DIRECTIONS - Copy out all lines of the records in which the word "where" appears.

MATERIAL PROVIDED -
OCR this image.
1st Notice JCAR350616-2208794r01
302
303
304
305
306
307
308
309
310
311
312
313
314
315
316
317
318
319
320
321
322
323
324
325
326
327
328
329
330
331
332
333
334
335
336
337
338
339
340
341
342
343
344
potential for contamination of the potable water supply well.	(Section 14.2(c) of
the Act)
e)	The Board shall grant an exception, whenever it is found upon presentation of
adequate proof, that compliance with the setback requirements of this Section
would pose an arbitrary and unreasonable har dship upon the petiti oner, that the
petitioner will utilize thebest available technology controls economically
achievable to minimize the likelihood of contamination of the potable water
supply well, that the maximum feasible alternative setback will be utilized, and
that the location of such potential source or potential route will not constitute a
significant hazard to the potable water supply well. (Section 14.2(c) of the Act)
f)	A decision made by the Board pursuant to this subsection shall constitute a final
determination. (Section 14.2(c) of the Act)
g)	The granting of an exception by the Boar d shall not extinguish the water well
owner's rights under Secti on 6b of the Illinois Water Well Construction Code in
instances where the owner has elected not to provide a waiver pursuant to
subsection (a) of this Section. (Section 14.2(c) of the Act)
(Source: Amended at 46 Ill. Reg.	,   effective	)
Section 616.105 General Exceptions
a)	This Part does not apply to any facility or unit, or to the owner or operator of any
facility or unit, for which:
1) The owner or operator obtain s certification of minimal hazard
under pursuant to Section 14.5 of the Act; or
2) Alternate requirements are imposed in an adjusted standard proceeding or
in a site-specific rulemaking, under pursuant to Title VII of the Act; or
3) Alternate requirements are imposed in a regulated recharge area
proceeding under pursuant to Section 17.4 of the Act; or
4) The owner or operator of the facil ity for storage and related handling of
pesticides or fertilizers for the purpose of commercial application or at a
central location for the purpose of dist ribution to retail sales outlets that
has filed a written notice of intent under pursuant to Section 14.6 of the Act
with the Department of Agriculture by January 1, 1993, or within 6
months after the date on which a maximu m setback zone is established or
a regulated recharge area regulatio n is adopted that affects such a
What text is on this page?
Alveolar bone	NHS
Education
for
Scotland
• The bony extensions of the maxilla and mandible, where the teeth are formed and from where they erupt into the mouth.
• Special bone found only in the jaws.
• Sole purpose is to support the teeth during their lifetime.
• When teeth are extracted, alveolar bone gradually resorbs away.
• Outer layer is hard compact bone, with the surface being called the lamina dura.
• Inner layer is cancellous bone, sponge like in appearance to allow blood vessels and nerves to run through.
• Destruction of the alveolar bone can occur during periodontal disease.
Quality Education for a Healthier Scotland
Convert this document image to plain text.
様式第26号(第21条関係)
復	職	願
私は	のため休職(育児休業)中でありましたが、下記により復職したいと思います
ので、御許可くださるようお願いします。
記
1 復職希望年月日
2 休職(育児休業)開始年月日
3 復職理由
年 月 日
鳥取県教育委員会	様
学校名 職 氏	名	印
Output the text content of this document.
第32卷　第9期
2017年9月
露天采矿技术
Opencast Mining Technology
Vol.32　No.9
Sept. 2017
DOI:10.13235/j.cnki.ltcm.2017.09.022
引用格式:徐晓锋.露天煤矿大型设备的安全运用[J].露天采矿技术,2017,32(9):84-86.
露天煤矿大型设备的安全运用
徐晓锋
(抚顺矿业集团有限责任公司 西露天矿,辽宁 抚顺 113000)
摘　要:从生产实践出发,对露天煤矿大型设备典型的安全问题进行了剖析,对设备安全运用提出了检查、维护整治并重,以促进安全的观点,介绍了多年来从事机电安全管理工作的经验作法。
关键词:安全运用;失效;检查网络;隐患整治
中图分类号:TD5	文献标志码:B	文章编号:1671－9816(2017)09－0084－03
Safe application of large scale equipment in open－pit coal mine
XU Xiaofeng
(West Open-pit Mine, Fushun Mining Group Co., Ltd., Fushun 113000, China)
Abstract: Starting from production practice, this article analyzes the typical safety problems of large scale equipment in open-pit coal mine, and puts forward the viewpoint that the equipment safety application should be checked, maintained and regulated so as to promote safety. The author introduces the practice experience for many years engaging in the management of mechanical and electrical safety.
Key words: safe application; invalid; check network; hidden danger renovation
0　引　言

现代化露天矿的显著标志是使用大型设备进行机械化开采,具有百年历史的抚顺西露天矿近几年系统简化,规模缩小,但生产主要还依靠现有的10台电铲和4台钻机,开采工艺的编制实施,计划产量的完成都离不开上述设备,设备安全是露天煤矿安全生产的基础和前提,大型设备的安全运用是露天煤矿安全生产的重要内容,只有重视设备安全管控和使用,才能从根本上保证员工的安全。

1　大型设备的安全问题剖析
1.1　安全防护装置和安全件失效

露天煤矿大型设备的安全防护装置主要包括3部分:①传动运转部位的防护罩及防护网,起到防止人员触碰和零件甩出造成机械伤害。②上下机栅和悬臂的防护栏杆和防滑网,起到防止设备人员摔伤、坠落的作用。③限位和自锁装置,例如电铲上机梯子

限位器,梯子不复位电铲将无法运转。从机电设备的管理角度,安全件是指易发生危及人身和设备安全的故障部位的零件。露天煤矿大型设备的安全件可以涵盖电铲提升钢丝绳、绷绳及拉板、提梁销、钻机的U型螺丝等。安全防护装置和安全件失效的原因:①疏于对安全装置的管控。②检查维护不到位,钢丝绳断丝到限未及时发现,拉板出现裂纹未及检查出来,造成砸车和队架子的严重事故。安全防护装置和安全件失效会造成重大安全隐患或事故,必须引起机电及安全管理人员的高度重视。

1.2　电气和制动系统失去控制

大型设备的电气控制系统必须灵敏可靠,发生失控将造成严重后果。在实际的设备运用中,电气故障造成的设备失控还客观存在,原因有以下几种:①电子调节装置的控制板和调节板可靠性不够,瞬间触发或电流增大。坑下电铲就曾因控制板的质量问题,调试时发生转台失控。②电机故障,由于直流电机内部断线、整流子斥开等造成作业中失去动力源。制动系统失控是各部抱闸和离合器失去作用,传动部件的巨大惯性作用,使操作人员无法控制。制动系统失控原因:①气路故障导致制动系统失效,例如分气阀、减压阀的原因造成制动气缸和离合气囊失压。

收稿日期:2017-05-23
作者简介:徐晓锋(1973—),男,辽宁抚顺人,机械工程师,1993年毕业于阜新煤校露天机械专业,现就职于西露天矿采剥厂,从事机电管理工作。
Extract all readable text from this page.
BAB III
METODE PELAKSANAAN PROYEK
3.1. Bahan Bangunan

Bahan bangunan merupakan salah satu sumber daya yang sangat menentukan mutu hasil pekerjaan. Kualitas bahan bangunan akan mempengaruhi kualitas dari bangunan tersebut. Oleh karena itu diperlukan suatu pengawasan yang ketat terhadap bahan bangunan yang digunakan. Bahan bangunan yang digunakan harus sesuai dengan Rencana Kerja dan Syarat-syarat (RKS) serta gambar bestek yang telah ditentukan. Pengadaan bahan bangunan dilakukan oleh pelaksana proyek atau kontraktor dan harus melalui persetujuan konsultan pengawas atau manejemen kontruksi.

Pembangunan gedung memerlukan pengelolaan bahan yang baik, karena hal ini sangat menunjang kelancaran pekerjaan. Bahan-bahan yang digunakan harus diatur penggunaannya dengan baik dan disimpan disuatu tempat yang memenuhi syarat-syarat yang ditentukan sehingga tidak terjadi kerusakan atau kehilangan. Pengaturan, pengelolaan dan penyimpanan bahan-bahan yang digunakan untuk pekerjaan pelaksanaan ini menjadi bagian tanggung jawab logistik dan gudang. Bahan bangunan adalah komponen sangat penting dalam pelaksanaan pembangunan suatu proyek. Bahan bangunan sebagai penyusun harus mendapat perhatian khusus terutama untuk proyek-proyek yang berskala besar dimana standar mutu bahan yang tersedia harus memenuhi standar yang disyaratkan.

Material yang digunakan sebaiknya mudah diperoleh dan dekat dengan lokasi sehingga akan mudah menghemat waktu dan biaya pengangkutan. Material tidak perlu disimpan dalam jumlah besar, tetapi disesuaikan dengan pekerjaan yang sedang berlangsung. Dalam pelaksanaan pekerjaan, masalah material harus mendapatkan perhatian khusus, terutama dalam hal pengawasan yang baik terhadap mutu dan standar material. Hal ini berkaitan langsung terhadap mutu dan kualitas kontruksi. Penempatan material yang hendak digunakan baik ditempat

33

WRITTEN ANSWER -
instances where the owner has elected not to provide a waiver pursuant to
• The bony extensions of the maxilla and mandible, where the teeth are formed and from where they erupt into the mouth.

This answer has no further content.